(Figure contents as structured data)
++++++++++
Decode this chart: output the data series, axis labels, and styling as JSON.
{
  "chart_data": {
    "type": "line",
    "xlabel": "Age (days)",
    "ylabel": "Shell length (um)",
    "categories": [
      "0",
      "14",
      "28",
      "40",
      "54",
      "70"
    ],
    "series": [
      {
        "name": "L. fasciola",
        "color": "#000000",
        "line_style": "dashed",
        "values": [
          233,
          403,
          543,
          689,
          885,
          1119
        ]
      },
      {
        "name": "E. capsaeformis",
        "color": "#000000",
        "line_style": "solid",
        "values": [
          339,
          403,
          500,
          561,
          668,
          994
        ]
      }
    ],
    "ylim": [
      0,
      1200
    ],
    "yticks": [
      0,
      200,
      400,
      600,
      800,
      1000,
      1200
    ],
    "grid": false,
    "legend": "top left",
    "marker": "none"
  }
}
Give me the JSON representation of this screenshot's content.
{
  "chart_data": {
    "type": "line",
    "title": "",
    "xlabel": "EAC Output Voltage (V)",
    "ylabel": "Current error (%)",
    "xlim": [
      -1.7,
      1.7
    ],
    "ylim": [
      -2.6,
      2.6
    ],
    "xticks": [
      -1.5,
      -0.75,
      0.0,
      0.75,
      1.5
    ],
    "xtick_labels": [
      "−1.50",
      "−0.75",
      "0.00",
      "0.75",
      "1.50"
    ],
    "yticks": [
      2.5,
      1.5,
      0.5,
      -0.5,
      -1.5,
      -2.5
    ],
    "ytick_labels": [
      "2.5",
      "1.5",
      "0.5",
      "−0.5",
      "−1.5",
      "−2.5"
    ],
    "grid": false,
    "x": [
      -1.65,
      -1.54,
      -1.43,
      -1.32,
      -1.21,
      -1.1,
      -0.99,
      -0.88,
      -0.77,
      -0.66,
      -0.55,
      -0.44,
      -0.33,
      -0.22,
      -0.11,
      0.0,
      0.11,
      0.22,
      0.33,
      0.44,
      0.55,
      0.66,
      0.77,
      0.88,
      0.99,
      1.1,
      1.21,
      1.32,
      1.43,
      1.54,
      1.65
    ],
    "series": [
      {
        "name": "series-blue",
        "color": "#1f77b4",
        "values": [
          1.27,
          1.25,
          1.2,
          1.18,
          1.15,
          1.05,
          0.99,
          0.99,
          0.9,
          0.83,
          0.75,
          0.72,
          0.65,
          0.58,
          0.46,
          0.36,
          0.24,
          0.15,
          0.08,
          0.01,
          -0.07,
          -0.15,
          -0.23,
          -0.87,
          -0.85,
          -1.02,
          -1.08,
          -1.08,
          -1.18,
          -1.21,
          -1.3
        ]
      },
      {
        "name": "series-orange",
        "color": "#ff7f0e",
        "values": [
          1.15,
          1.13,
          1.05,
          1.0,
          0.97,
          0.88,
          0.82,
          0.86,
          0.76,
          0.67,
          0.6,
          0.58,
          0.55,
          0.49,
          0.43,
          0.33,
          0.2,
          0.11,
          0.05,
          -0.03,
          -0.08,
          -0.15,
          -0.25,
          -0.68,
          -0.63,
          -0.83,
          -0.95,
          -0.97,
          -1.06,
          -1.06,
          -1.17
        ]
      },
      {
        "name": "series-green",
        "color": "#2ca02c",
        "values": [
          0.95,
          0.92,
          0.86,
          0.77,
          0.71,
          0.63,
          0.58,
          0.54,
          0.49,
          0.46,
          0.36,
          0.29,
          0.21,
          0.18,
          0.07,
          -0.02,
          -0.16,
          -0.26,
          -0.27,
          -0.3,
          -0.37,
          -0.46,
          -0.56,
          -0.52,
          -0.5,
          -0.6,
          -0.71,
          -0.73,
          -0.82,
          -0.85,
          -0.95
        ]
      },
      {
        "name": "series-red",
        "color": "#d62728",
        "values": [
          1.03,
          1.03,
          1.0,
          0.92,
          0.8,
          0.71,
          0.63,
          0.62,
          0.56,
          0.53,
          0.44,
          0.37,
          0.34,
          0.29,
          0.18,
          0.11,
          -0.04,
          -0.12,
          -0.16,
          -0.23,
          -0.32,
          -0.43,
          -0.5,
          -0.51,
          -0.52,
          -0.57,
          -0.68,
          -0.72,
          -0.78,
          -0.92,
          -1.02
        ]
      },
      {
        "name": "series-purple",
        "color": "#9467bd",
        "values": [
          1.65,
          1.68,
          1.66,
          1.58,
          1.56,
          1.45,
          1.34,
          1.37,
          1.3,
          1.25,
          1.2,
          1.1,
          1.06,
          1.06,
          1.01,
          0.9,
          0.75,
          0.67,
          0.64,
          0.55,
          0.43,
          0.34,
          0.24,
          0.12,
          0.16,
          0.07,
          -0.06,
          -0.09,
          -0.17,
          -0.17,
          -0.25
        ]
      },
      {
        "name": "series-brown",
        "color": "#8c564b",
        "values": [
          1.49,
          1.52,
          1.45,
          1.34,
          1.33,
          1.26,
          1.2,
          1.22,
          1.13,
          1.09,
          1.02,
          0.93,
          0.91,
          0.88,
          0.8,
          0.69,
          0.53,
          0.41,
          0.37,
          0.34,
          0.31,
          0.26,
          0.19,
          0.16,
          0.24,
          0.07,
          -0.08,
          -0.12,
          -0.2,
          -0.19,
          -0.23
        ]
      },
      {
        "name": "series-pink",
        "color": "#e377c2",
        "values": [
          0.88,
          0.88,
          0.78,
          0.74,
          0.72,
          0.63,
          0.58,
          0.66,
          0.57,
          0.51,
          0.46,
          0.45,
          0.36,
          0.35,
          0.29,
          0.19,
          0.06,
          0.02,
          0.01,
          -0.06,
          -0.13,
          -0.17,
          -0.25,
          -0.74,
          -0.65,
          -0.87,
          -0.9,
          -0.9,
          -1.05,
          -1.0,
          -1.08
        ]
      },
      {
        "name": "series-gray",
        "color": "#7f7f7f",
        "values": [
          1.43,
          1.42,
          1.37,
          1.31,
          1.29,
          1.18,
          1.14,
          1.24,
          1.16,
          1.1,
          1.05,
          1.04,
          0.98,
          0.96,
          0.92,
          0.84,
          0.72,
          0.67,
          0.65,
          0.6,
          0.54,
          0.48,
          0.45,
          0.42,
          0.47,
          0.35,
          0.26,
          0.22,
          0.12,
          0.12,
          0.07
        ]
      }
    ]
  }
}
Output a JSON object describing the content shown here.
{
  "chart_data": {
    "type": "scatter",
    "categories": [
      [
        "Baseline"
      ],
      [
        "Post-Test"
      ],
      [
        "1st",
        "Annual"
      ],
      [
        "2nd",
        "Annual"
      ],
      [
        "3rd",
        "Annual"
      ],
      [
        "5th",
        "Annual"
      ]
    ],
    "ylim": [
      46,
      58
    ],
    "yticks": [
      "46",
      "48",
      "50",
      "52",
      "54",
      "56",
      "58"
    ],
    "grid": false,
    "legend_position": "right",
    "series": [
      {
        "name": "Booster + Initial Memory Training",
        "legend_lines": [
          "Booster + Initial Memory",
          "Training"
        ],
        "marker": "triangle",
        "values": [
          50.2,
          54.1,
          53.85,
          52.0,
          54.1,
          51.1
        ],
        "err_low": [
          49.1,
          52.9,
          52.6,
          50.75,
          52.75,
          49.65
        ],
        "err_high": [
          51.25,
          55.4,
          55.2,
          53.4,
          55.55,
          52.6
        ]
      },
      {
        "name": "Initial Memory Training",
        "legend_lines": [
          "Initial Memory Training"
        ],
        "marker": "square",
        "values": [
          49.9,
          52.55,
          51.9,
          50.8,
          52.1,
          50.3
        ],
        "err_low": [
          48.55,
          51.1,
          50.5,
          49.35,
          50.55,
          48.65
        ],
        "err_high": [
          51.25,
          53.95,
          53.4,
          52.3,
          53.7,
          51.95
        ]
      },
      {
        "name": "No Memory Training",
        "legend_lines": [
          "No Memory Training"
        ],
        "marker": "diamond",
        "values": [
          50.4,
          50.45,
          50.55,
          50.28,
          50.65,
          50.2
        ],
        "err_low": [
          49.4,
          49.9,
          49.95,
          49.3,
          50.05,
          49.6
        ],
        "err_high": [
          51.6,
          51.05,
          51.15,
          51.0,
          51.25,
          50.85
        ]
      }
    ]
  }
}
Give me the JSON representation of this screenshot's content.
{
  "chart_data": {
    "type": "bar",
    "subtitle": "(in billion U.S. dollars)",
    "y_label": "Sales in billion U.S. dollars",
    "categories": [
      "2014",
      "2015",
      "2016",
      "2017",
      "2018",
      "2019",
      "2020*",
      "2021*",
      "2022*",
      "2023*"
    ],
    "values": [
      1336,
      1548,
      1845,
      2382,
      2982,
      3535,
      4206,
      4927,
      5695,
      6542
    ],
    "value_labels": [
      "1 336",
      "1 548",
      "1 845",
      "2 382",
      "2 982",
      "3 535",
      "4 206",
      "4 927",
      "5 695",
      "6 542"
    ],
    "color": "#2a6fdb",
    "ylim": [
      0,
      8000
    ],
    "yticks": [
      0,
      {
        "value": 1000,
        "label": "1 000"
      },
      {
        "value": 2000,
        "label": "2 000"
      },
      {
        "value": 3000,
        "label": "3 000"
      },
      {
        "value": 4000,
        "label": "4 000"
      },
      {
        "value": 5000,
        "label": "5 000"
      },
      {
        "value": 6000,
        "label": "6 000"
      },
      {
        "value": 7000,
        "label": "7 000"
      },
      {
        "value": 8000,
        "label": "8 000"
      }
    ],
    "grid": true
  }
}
++++++++++
WHAT IS BEING ASKED> From the entries, copy out each line containing the word "JSON".

CORRECT RESPONSE>
Decode this chart: output the data series, axis labels, and styling as JSON.
Give me the JSON representation of this screenshot's content.
Output a JSON object describing the content shown here.
Give me the JSON representation of this screenshot's content.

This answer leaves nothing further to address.